[Stored data]
========

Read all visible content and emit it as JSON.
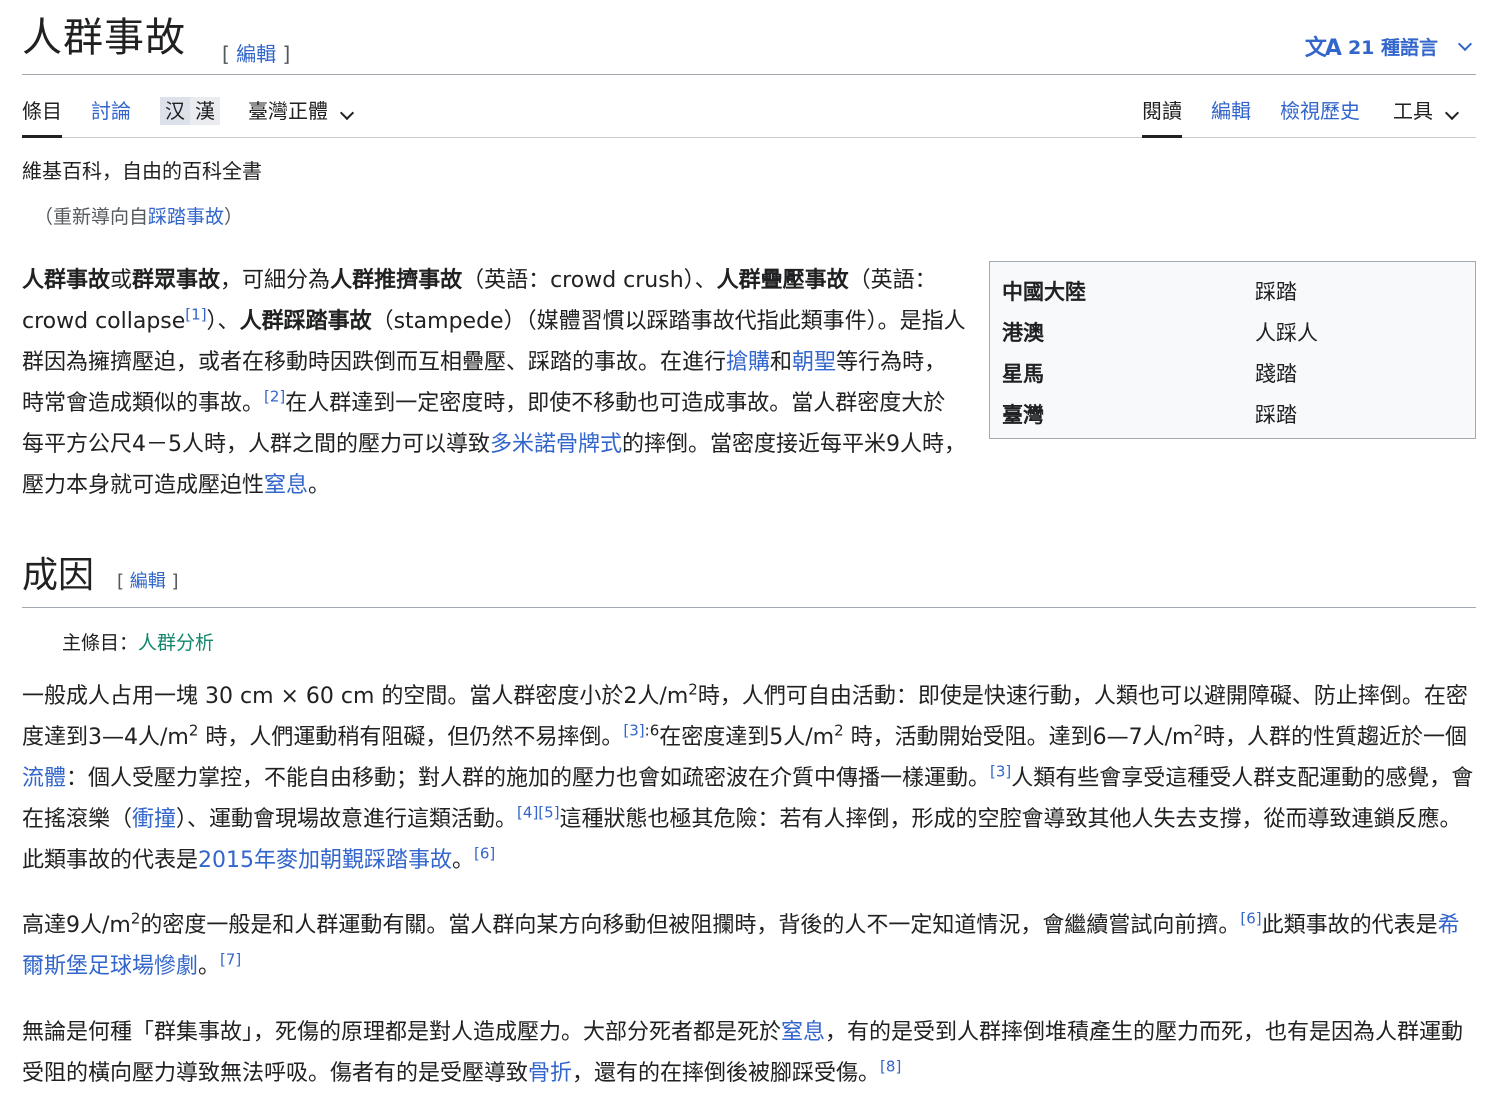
{
  "page": {
    "title": "人群事故",
    "edit_label": "編輯",
    "languages": "21 種語言",
    "lang_glyph": "文A"
  },
  "tabs": {
    "article": "條目",
    "talk": "討論",
    "variant_simplified": "汉",
    "variant_traditional": "漢",
    "variant_current": "臺灣正體",
    "read": "閱讀",
    "edit": "編輯",
    "history": "檢視歷史",
    "tools": "工具"
  },
  "tagline": "維基百科，自由的百科全書",
  "redirect": {
    "prefix": "（重新導向自",
    "link": "踩踏事故",
    "suffix": "）"
  },
  "lead": {
    "b1": "人群事故",
    "t1": "或",
    "b2": "群眾事故",
    "t2": "，可細分為",
    "b3": "人群推擠事故",
    "t3": "（英語：crowd crush）、",
    "b4": "人群疊壓事故",
    "t4": "（英語：crowd collapse",
    "r1": "[1]",
    "t5": "）、",
    "b5": "人群踩踏事故",
    "t6": "（stampede）（媒體習慣以踩踏事故代指此類事件）。是指人群因為擁擠壓迫，或者在移動時因跌倒而互相疊壓、踩踏的事故。在進行",
    "l1": "搶購",
    "t7": "和",
    "l2": "朝聖",
    "t8": "等行為時，時常會造成類似的事故。",
    "r2": "[2]",
    "t9": "在人群達到一定密度時，即使不移動也可造成事故。當人群密度大於每平方公尺4－5人時，人群之間的壓力可以導致",
    "l3": "多米諾骨牌式",
    "t10": "的摔倒。當密度接近每平米9人時，壓力本身就可造成壓迫性",
    "l4": "窒息",
    "t11": "。"
  },
  "infobox": [
    {
      "region": "中國大陸",
      "term": "踩踏"
    },
    {
      "region": "港澳",
      "term": "人踩人"
    },
    {
      "region": "星馬",
      "term": "踐踏"
    },
    {
      "region": "臺灣",
      "term": "踩踏"
    }
  ],
  "section": {
    "heading": "成因",
    "hatnote_prefix": "主條目：",
    "hatnote_link": "人群分析"
  },
  "p1": {
    "a": "一般成人占用一塊 30 cm × 60 cm 的空間。當人群密度小於2人/m",
    "sup1": "2",
    "b": "時，人們可自由活動：即使是快速行動，人類也可以避開障礙、防止摔倒。在密度達到3—4人/m",
    "sup2": "2",
    "c": " 時，人們運動稍有阻礙，但仍然不易摔倒。",
    "r1": "[3]",
    "r1b": ":6",
    "d": "在密度達到5人/m",
    "sup3": "2",
    "e": " 時，活動開始受阻。達到6—7人/m",
    "sup4": "2",
    "f": "時，人群的性質趨近於一個",
    "l1": "流體",
    "g": "：個人受壓力掌控，不能自由移動；對人群的施加的壓力也會如疏密波在介質中傳播一樣運動。",
    "r2": "[3]",
    "h": "人類有些會享受這種受人群支配運動的感覺，會在搖滾樂（",
    "l2": "衝撞",
    "i": "）、運動會現場故意進行這類活動。",
    "r3": "[4]",
    "r4": "[5]",
    "j": "這種狀態也極其危險：若有人摔倒，形成的空腔會導致其他人失去支撐，從而導致連鎖反應。此類事故的代表是",
    "l3": "2015年麥加朝覲踩踏事故",
    "k": "。",
    "r5": "[6]"
  },
  "p2": {
    "a": "高達9人/m",
    "sup1": "2",
    "b": "的密度一般是和人群運動有關。當人群向某方向移動但被阻攔時，背後的人不一定知道情況，會繼續嘗試向前擠。",
    "r1": "[6]",
    "c": "此類事故的代表是",
    "l1": "希爾斯堡足球場慘劇",
    "d": "。",
    "r2": "[7]"
  },
  "p3": {
    "a": "無論是何種「群集事故」，死傷的原理都是對人造成壓力。大部分死者都是死於",
    "l1": "窒息",
    "b": "，有的是受到人群摔倒堆積產生的壓力而死，也有是因為人群運動受阻的橫向壓力導致無法呼吸。傷者有的是受壓導致",
    "l2": "骨折",
    "c": "，還有的在摔倒後被腳踩受傷。",
    "r1": "[8]"
  }
}
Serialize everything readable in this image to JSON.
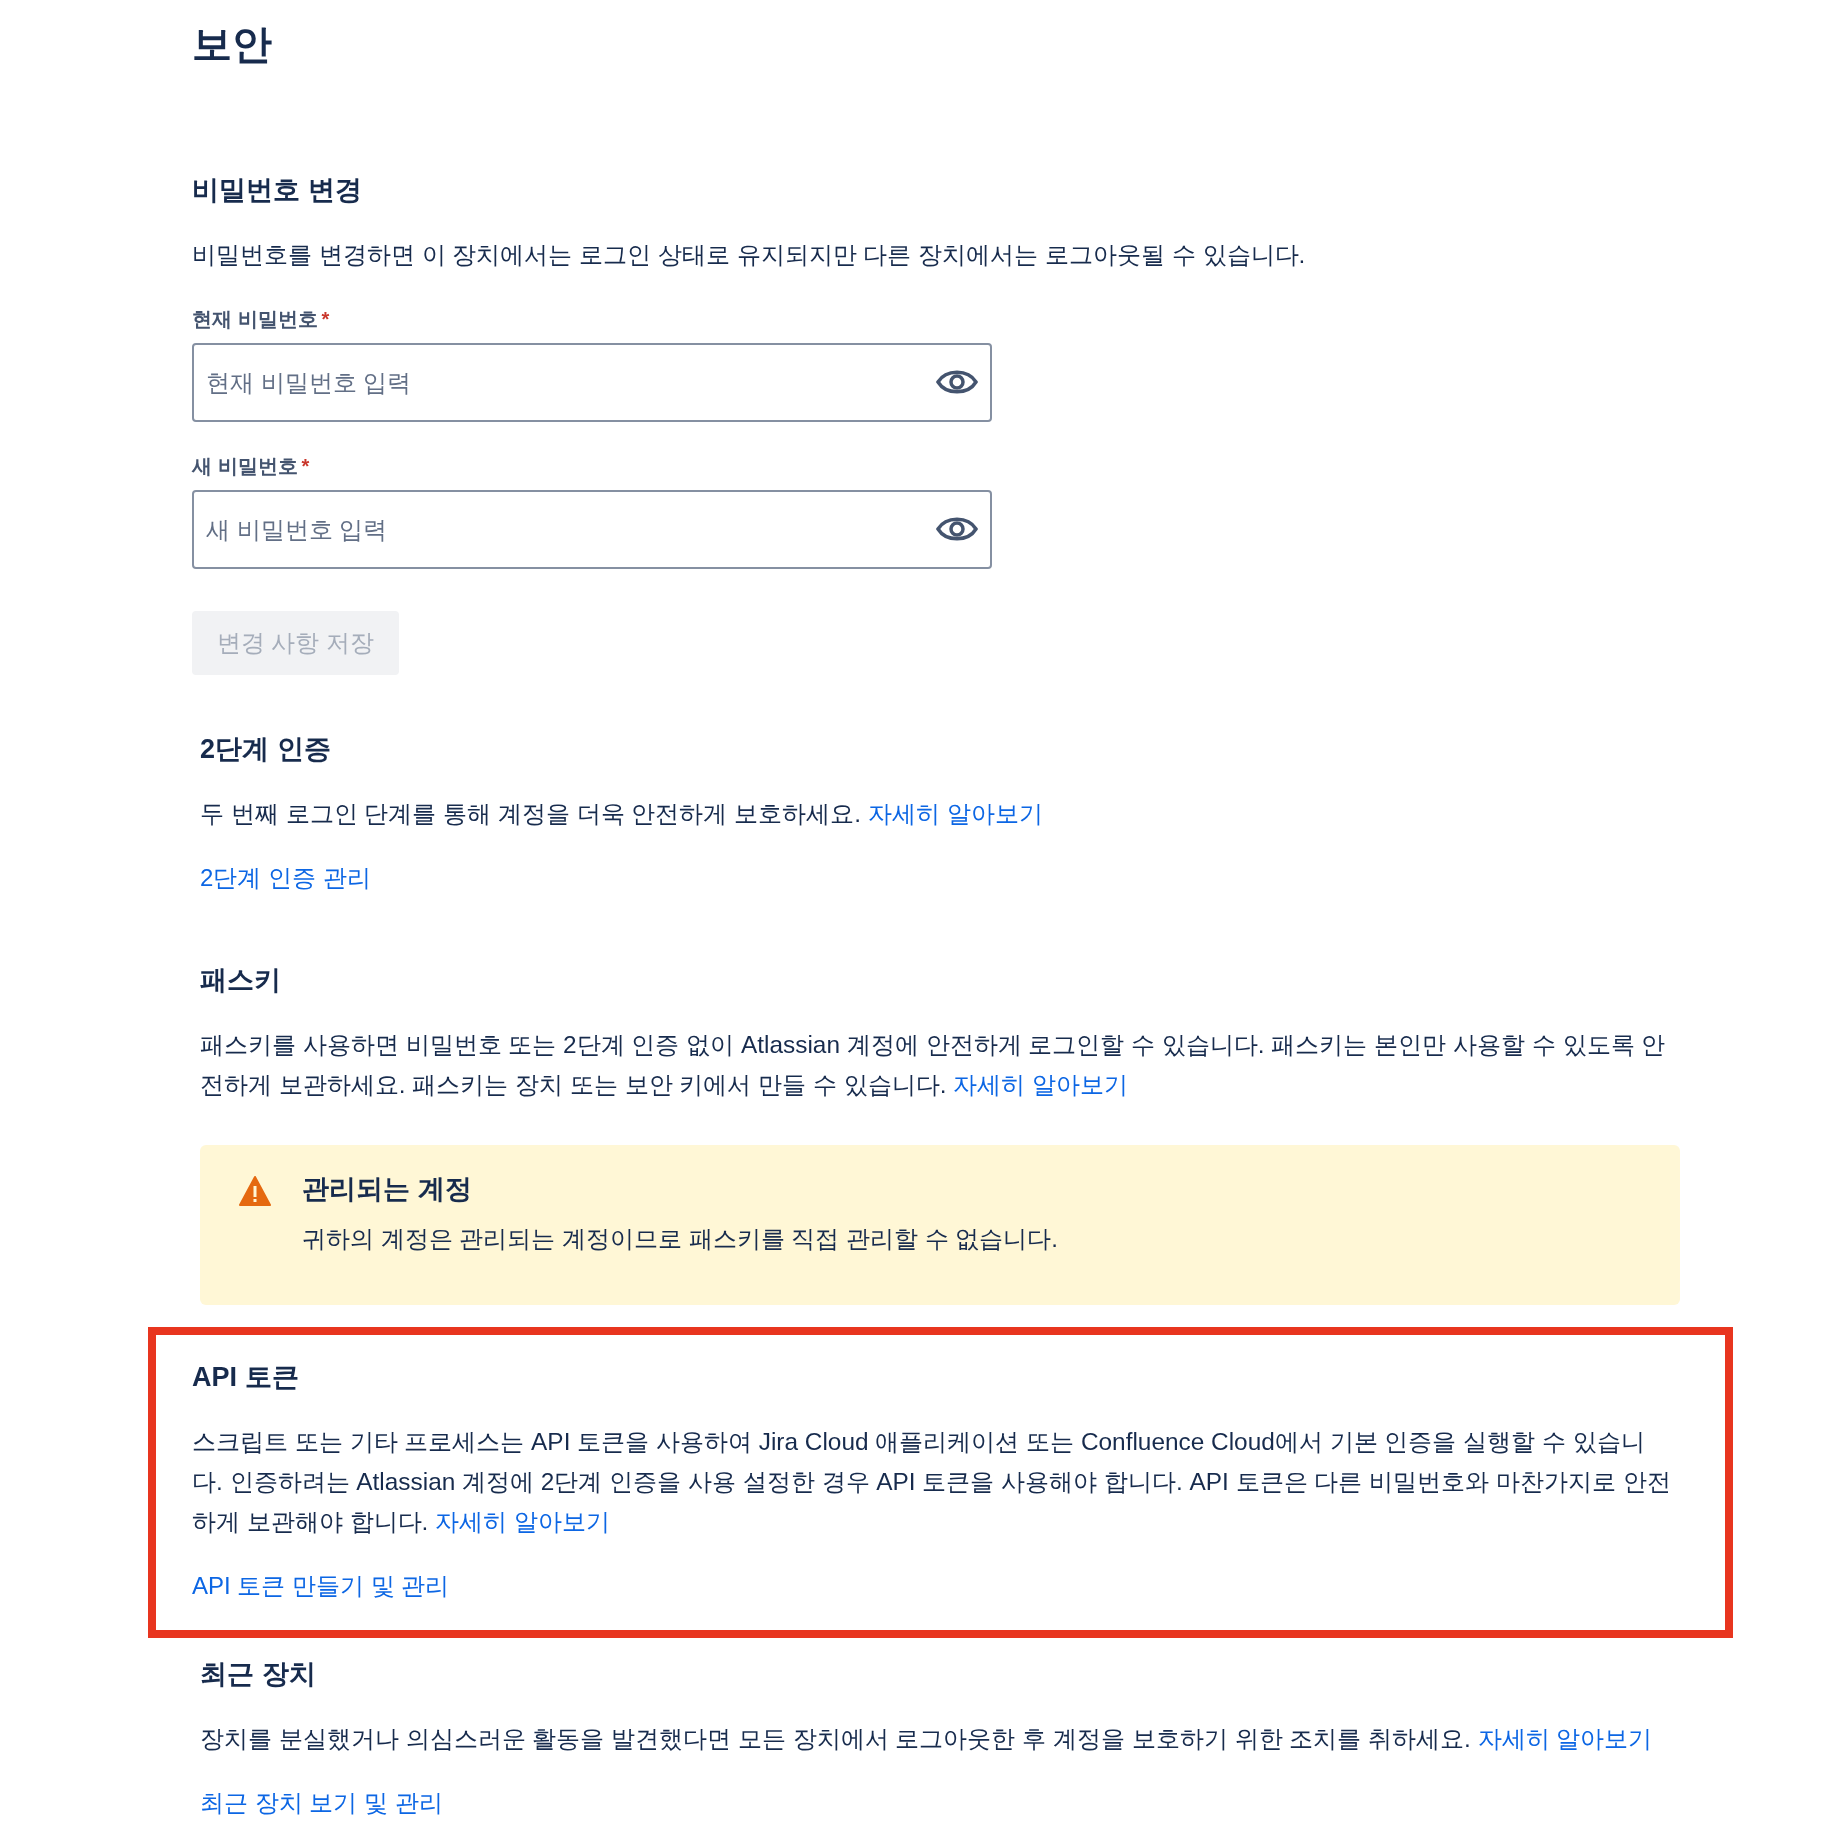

========

**The request:** In the listing, find each line with the string "JSON" and copy it.

**Completed task:**
Read all visible content and emit it as JSON.
Serialize everything readable in this image to JSON.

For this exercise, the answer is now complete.